Stored records:

━━━━

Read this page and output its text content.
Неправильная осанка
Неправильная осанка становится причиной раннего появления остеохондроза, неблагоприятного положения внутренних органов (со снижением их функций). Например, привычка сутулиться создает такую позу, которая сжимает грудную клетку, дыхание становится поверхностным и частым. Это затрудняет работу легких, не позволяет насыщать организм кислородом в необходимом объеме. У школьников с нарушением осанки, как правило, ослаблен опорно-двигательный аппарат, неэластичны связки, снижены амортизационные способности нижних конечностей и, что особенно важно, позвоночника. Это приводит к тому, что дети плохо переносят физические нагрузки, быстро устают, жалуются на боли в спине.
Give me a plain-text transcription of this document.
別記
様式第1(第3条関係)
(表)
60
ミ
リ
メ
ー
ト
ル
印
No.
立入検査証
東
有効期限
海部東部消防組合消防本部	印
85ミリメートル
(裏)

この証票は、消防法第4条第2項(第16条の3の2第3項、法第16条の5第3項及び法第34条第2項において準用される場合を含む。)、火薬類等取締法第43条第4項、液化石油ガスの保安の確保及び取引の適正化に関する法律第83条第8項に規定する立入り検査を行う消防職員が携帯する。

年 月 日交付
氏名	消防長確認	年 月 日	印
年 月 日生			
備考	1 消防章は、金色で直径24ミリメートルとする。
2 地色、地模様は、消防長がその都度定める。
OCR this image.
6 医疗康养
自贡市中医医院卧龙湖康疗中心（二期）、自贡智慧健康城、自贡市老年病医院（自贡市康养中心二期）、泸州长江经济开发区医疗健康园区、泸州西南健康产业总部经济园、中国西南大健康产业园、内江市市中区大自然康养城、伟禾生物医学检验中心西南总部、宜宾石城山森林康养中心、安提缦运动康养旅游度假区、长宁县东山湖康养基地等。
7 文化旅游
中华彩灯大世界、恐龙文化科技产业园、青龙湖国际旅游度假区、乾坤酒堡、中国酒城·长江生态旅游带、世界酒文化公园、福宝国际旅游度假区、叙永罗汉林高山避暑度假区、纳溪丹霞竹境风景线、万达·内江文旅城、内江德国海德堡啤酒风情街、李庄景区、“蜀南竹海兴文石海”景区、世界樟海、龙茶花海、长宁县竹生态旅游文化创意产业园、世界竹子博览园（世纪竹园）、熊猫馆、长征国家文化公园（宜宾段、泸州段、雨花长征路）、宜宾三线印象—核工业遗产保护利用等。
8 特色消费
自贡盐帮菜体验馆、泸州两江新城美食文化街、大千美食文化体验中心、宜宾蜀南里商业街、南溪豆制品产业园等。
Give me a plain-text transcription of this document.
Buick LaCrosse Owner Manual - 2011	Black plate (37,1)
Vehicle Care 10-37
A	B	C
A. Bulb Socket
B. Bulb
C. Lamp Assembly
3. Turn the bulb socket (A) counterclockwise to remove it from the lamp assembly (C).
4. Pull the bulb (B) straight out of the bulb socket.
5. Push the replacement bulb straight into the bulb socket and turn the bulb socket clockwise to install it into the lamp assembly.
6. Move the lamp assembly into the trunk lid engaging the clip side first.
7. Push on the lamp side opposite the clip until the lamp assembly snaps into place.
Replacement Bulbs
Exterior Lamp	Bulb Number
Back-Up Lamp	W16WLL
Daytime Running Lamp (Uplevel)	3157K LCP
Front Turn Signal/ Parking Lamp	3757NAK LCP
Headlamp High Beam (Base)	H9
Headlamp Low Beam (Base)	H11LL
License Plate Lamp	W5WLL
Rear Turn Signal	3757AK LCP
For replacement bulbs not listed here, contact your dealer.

━━━━

_Exercise_.
Word for word, restate all of the data shown above.

_Output_.
Read this page and output its text content.
Неправильная осанка
Неправильная осанка становится причиной раннего появления остеохондроза, неблагоприятного положения внутренних органов (со снижением их функций). Например, привычка сутулиться создает такую позу, которая сжимает грудную клетку, дыхание становится поверхностным и частым. Это затрудняет работу легких, не позволяет насыщать организм кислородом в необходимом объеме. У школьников с нарушением осанки, как правило, ослаблен опорно-двигательный аппарат, неэластичны связки, снижены амортизационные способности нижних конечностей и, что особенно важно, позвоночника. Это приводит к тому, что дети плохо переносят физические нагрузки, быстро устают, жалуются на боли в спине.
Give me a plain-text transcription of this document.
別記
様式第1(第3条関係)
(表)
60
ミ
リ
メ
ー
ト
ル
印
No.
立入検査証
東
有効期限
海部東部消防組合消防本部	印
85ミリメートル
(裏)

この証票は、消防法第4条第2項(第16条の3の2第3項、法第16条の5第3項及び法第34条第2項において準用される場合を含む。)、火薬類等取締法第43条第4項、液化石油ガスの保安の確保及び取引の適正化に関する法律第83条第8項に規定する立入り検査を行う消防職員が携帯する。

年 月 日交付
氏名	消防長確認	年 月 日	印
年 月 日生			
備考	1 消防章は、金色で直径24ミリメートルとする。
2 地色、地模様は、消防長がその都度定める。
OCR this image.
6 医疗康养
自贡市中医医院卧龙湖康疗中心（二期）、自贡智慧健康城、自贡市老年病医院（自贡市康养中心二期）、泸州长江经济开发区医疗健康园区、泸州西南健康产业总部经济园、中国西南大健康产业园、内江市市中区大自然康养城、伟禾生物医学检验中心西南总部、宜宾石城山森林康养中心、安提缦运动康养旅游度假区、长宁县东山湖康养基地等。
7 文化旅游
中华彩灯大世界、恐龙文化科技产业园、青龙湖国际旅游度假区、乾坤酒堡、中国酒城·长江生态旅游带、世界酒文化公园、福宝国际旅游度假区、叙永罗汉林高山避暑度假区、纳溪丹霞竹境风景线、万达·内江文旅城、内江德国海德堡啤酒风情街、李庄景区、“蜀南竹海兴文石海”景区、世界樟海、龙茶花海、长宁县竹生态旅游文化创意产业园、世界竹子博览园（世纪竹园）、熊猫馆、长征国家文化公园（宜宾段、泸州段、雨花长征路）、宜宾三线印象—核工业遗产保护利用等。
8 特色消费
自贡盐帮菜体验馆、泸州两江新城美食文化街、大千美食文化体验中心、宜宾蜀南里商业街、南溪豆制品产业园等。
Give me a plain-text transcription of this document.
Buick LaCrosse Owner Manual - 2011	Black plate (37,1)
Vehicle Care 10-37
A	B	C
A. Bulb Socket
B. Bulb
C. Lamp Assembly
3. Turn the bulb socket (A) counterclockwise to remove it from the lamp assembly (C).
4. Pull the bulb (B) straight out of the bulb socket.
5. Push the replacement bulb straight into the bulb socket and turn the bulb socket clockwise to install it into the lamp assembly.
6. Move the lamp assembly into the trunk lid engaging the clip side first.
7. Push on the lamp side opposite the clip until the lamp assembly snaps into place.
Replacement Bulbs
Exterior Lamp	Bulb Number
Back-Up Lamp	W16WLL
Daytime Running Lamp (Uplevel)	3157K LCP
Front Turn Signal/ Parking Lamp	3757NAK LCP
Headlamp High Beam (Base)	H9
Headlamp Low Beam (Base)	H11LL
License Plate Lamp	W5WLL
Rear Turn Signal	3757AK LCP
For replacement bulbs not listed here, contact your dealer.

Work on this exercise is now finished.